Lines of data
──────────────────────────────
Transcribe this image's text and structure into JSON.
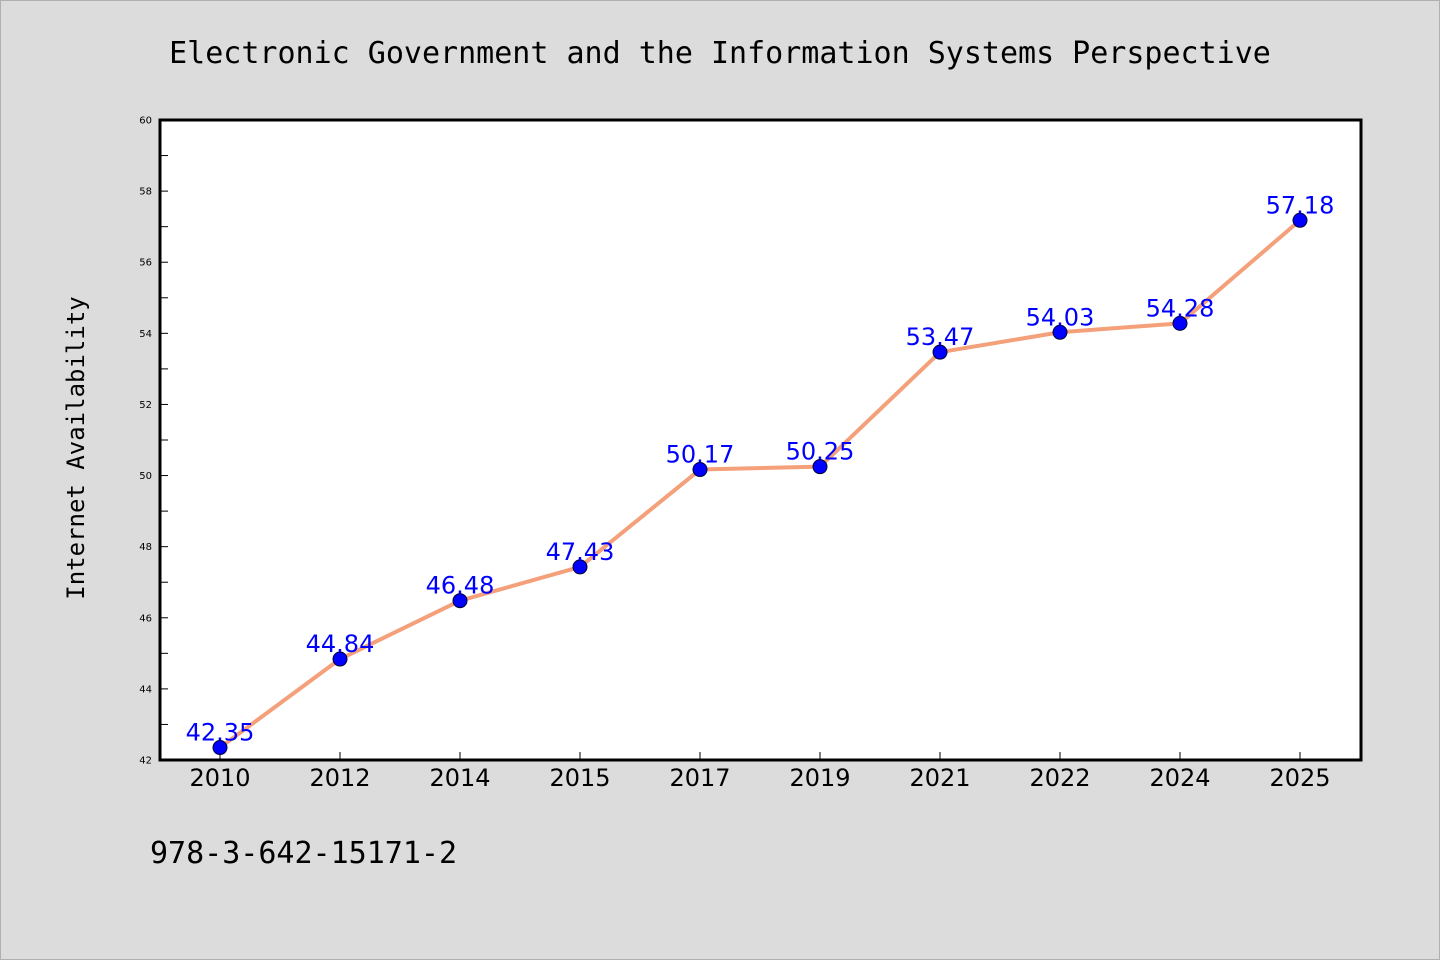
{
  "chart_data": {
    "type": "line",
    "title": "Electronic Government and the Information Systems Perspective",
    "xlabel": "",
    "ylabel": "Internet Availability",
    "categories": [
      "2010",
      "2012",
      "2014",
      "2015",
      "2017",
      "2019",
      "2021",
      "2022",
      "2024",
      "2025"
    ],
    "series": [
      {
        "values": [
          42.35,
          44.84,
          46.48,
          47.43,
          50.17,
          50.25,
          53.47,
          54.03,
          54.28,
          57.18
        ],
        "data_labels": [
          "42.35",
          "44.84",
          "46.48",
          "47.43",
          "50.17",
          "50.25",
          "53.47",
          "54.03",
          "54.28",
          "57.18"
        ]
      }
    ],
    "ylim": [
      42,
      60
    ],
    "yticks": [
      "42",
      "44",
      "46",
      "48",
      "50",
      "52",
      "54",
      "56",
      "58",
      "60"
    ],
    "grid": false,
    "legend": "none",
    "line_color": "#f4a07a",
    "marker_color": "#0000ff",
    "label_color": "#0000ff"
  },
  "footer": {
    "isbn": "978-3-642-15171-2"
  }
}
──────────────────────────────
> _SHORT PROBLEM_: Except for the pictures, give all the material above again verbatim.

> _RESULT BELOW_:
Transcribe this image's text and structure into JSON.
{
  "chart_data": {
    "type": "line",
    "title": "Electronic Government and the Information Systems Perspective",
    "xlabel": "",
    "ylabel": "Internet Availability",
    "categories": [
      "2010",
      "2012",
      "2014",
      "2015",
      "2017",
      "2019",
      "2021",
      "2022",
      "2024",
      "2025"
    ],
    "series": [
      {
        "values": [
          42.35,
          44.84,
          46.48,
          47.43,
          50.17,
          50.25,
          53.47,
          54.03,
          54.28,
          57.18
        ],
        "data_labels": [
          "42.35",
          "44.84",
          "46.48",
          "47.43",
          "50.17",
          "50.25",
          "53.47",
          "54.03",
          "54.28",
          "57.18"
        ]
      }
    ],
    "ylim": [
      42,
      60
    ],
    "yticks": [
      "42",
      "44",
      "46",
      "48",
      "50",
      "52",
      "54",
      "56",
      "58",
      "60"
    ],
    "grid": false,
    "legend": "none",
    "line_color": "#f4a07a",
    "marker_color": "#0000ff",
    "label_color": "#0000ff"
  },
  "footer": {
    "isbn": "978-3-642-15171-2"
  }
}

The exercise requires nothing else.